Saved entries

┌──

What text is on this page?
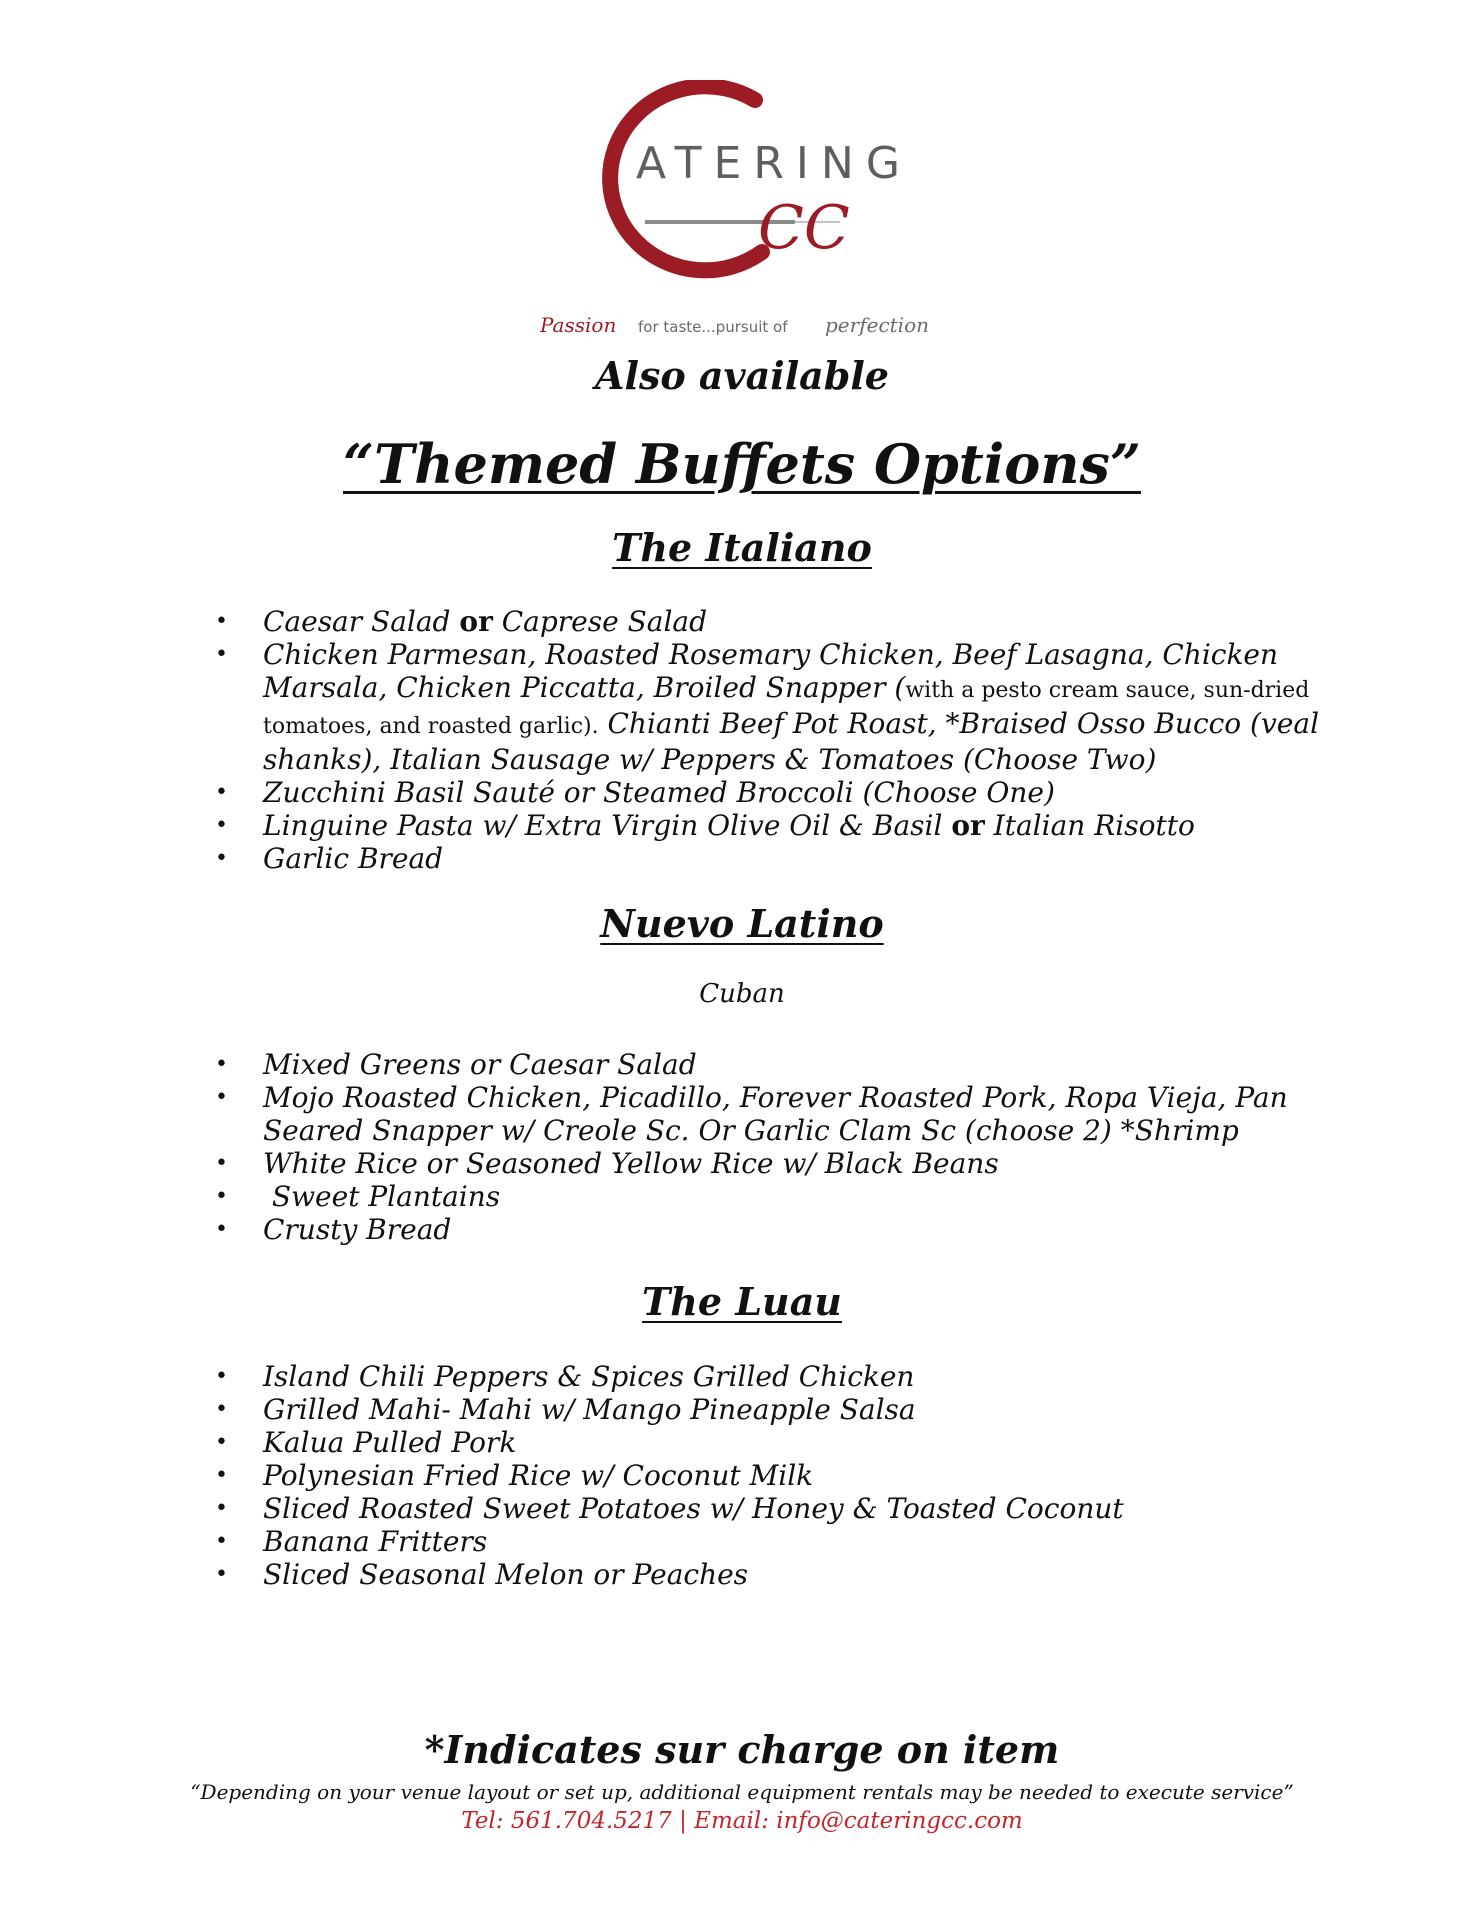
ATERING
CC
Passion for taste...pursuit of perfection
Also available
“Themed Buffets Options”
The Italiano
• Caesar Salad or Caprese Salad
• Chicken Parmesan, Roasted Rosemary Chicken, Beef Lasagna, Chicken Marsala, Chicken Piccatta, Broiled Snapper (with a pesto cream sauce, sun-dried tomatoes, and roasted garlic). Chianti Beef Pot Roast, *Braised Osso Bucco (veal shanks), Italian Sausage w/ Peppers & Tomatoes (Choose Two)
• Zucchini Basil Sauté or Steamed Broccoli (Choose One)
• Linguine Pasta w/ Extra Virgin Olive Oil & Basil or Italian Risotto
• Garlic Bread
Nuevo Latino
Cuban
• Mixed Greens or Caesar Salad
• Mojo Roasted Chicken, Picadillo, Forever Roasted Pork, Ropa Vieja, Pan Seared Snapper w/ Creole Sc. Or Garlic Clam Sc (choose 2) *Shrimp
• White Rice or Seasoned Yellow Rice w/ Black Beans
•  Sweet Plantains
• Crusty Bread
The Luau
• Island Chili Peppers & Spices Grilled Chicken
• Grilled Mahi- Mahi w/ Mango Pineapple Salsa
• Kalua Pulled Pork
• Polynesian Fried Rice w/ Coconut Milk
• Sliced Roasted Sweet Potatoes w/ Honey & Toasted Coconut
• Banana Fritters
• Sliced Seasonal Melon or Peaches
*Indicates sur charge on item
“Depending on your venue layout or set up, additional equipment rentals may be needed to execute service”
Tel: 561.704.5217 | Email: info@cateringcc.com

└──

▶ _The problem_: Write every entry out again exactly, dropping the pictures.

▶ _Answer for the task_:
What text is on this page?
ATERING
CC
Passion for taste...pursuit of perfection
Also available
“Themed Buffets Options”
The Italiano
• Caesar Salad or Caprese Salad
• Chicken Parmesan, Roasted Rosemary Chicken, Beef Lasagna, Chicken Marsala, Chicken Piccatta, Broiled Snapper (with a pesto cream sauce, sun-dried tomatoes, and roasted garlic). Chianti Beef Pot Roast, *Braised Osso Bucco (veal shanks), Italian Sausage w/ Peppers & Tomatoes (Choose Two)
• Zucchini Basil Sauté or Steamed Broccoli (Choose One)
• Linguine Pasta w/ Extra Virgin Olive Oil & Basil or Italian Risotto
• Garlic Bread
Nuevo Latino
Cuban
• Mixed Greens or Caesar Salad
• Mojo Roasted Chicken, Picadillo, Forever Roasted Pork, Ropa Vieja, Pan Seared Snapper w/ Creole Sc. Or Garlic Clam Sc (choose 2) *Shrimp
• White Rice or Seasoned Yellow Rice w/ Black Beans
•  Sweet Plantains
• Crusty Bread
The Luau
• Island Chili Peppers & Spices Grilled Chicken
• Grilled Mahi- Mahi w/ Mango Pineapple Salsa
• Kalua Pulled Pork
• Polynesian Fried Rice w/ Coconut Milk
• Sliced Roasted Sweet Potatoes w/ Honey & Toasted Coconut
• Banana Fritters
• Sliced Seasonal Melon or Peaches
*Indicates sur charge on item
“Depending on your venue layout or set up, additional equipment rentals may be needed to execute service”
Tel: 561.704.5217 | Email: info@cateringcc.com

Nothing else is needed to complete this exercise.